→ **Documento de origem**
<<<<
O portal do Ulam tinha quarenta côvados de altura e vinte côvados de largura. E cinco vigas (malteraot) de madeira de milat estavam sobre ele. A inferior excedia o portal um côvado de cada lado; a que estava acima dela excedia-a um côvado de cada lado; assim, a superior media trinta côvados. E havia uma fiada de pedras entre cada uma e a outra.
Depois de descrever a escadaria de acesso, a mishná volta-se para a monumental entrada do pórtico do Santuário: um vão de quarenta côvados de altura por vinte de largura, coroado por cinco vigas de madeira sobrepostas, cada uma um côvado maior que a anterior de cada lado, de modo que a viga mais baixa excedia o vão em dois côvados de largura total, e a mais alta, no topo, chegava a trinta côvados — um efeito arquitetônico de camadas crescentes, com fiadas de pedra intercalando cada viga de madeira, evocando a técnica de construção monumental atestada em grandes edifícios da Antiguidade.
>>>>
→ **Dados fornecidos**
<<<<
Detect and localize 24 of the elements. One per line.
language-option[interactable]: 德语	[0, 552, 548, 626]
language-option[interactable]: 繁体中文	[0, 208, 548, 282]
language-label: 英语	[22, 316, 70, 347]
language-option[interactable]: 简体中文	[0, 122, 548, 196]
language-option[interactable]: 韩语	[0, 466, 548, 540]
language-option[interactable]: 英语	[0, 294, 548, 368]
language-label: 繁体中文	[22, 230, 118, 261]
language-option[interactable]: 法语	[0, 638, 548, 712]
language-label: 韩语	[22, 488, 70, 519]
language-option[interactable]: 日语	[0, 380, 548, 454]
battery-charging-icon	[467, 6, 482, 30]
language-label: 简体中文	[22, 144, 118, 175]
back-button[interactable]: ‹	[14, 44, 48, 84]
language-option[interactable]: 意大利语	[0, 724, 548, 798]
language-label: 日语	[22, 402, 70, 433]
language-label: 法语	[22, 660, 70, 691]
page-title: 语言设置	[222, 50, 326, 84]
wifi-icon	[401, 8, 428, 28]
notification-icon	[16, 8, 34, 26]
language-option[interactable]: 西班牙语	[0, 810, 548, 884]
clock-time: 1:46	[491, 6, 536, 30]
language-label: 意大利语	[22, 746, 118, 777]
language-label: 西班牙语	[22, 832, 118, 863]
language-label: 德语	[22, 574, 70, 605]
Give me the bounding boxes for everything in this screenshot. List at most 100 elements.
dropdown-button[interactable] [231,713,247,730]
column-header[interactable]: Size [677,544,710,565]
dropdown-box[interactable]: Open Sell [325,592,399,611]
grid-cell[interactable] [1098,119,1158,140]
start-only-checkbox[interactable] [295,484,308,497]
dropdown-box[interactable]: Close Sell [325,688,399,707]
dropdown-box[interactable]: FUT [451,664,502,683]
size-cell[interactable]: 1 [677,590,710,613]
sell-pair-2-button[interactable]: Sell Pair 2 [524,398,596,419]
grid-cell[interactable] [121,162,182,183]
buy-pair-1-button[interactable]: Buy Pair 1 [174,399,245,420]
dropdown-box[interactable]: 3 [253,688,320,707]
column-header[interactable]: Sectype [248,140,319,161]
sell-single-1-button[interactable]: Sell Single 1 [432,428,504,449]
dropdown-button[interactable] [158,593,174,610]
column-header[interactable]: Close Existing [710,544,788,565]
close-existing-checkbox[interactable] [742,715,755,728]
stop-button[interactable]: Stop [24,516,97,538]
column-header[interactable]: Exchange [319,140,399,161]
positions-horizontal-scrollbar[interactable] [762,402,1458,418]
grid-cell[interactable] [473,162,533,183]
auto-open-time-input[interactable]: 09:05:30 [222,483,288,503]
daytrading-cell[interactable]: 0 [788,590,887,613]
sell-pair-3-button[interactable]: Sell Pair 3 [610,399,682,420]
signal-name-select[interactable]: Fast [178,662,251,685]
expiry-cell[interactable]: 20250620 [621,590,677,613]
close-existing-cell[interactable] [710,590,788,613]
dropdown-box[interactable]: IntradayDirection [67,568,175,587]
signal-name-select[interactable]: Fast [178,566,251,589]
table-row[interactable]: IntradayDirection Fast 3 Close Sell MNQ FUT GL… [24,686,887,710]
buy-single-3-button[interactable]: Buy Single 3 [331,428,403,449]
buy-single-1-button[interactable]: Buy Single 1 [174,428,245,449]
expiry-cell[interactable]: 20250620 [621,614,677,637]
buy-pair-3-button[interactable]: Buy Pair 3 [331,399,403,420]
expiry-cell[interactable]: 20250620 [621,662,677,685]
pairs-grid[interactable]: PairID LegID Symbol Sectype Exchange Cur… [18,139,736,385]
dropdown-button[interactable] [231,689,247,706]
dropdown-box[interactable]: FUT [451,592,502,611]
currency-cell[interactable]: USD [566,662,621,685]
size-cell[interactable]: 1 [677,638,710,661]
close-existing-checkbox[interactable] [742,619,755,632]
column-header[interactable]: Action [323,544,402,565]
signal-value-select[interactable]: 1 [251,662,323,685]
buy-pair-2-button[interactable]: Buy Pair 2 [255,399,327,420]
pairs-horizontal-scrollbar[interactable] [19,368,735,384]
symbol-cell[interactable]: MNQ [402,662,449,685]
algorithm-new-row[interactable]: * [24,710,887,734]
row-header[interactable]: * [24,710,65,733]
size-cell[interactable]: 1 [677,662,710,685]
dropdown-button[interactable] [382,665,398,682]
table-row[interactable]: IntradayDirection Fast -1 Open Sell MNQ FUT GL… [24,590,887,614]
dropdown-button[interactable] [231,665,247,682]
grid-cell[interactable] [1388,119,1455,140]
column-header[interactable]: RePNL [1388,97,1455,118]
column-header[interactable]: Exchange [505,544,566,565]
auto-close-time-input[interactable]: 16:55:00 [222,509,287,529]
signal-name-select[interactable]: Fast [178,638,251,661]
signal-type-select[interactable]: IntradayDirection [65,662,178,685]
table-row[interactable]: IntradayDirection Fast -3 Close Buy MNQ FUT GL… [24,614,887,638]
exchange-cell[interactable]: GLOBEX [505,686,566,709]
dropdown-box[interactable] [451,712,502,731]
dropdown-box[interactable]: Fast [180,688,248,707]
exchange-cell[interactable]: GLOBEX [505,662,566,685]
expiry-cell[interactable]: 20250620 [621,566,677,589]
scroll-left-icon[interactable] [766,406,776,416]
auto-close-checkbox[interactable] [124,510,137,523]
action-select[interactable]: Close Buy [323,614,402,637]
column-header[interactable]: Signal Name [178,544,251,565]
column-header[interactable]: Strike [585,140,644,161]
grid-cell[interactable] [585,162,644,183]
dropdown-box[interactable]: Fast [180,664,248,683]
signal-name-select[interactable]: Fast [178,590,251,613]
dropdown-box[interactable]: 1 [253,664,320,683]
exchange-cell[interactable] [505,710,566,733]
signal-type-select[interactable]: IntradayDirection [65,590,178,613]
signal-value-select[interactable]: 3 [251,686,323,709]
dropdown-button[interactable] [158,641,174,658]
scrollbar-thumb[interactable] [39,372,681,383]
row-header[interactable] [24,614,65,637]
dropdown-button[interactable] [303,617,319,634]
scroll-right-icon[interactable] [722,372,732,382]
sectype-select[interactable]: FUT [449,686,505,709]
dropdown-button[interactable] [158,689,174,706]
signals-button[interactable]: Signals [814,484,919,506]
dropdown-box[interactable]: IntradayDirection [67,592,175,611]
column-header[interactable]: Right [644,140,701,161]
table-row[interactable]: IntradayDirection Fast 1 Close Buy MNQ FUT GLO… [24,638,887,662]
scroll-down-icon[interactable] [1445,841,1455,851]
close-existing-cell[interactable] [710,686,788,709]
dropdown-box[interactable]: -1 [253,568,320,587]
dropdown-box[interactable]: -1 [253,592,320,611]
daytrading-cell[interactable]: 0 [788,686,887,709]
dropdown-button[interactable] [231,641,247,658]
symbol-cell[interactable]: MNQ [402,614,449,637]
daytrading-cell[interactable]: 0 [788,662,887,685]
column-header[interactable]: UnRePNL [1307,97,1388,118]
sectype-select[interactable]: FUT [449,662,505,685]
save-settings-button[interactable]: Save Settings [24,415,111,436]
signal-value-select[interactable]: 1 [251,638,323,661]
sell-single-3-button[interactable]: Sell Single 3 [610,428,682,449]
>>>>
→ **Tarefa 1**
Resuma em duas frases o texto sobre o portal do Ulam.
→ **Tarefa 2**
Dê continuidade ao texto sobre o portal do Ulam, começando logo após a sua última frase.

→ **Resposta escrita 1**
O portal do Ulam tinha quarenta côvados de altura e vinte de largura e era coroado por cinco vigas de madeira de milat. A inferior excedia o portal um côvado de cada lado, e cada uma das seguintes excedia da mesma forma a que estava abaixo, até a superior medir trinta côvados, com uma fiada de pedras entre cada viga, num efeito de camadas crescentes que evoca a construção monumental da Antiguidade.

→ **Resposta escrita 2**
Rambam explica que maltera é a viga entalhada, na qual se esculpem formas e figuras, chamada pelos construtores, em árabe, mikranin, e no ocidente, mikarbin — termo que já mencionara em seu comentário a Massechet Eruvin, e que os sábios chamam maltera, no plural malteraot, conforme a linguagem da mishná. E milat é o nome dado ao tipo de madeira em que se fazia esse entalhe, ou o nome dado a essa construção chamada mikarbin. Acrescenta que havia uma fiada de pedras entre cada viga e a outra, e que, embora cada uma excedesse a anterior em comprimento, como ele próprio ilustrará, cada uma também se projetava para fora em relação à outra, não ficando todas num único plano, até se encontrarem na entrada do Ulam, formando uma espécie de escalonamento, como é comum nos grandes edifícios.
Bartenura explica: “cinco vigas” — vigas desenhadas e esculpidas. “De milat” — de uma árvore em que crescem as agalhas chamadas milin, como se diz em Guitin (19a): “receamos que tenham escrito com água de agalhas (milin)”. “A inferior” — a viga inferior repousava sobre a verga do portal, ao longo de sua largura, que era de vinte côvados, e a viga excedia o portal um côvado de cada lado; assim, seu comprimento era de vinte e dois côvados. E a segunda viga, acima dela, excedia a primeira um côvado de cada lado, resultando em vinte e quatro côvados; a terceira, vinte e seis; a quarta, vinte e oito; e a quinta, trinta.
“Nidbach” — fiada, como em “fiadas (nidbachin) de pedra de rolo” (Ezra 6). “Entre cada uma e a outra” — estas cinco vigas não se tocavam entre si, mas havia uma fiada de construção de pedras entre uma e outra.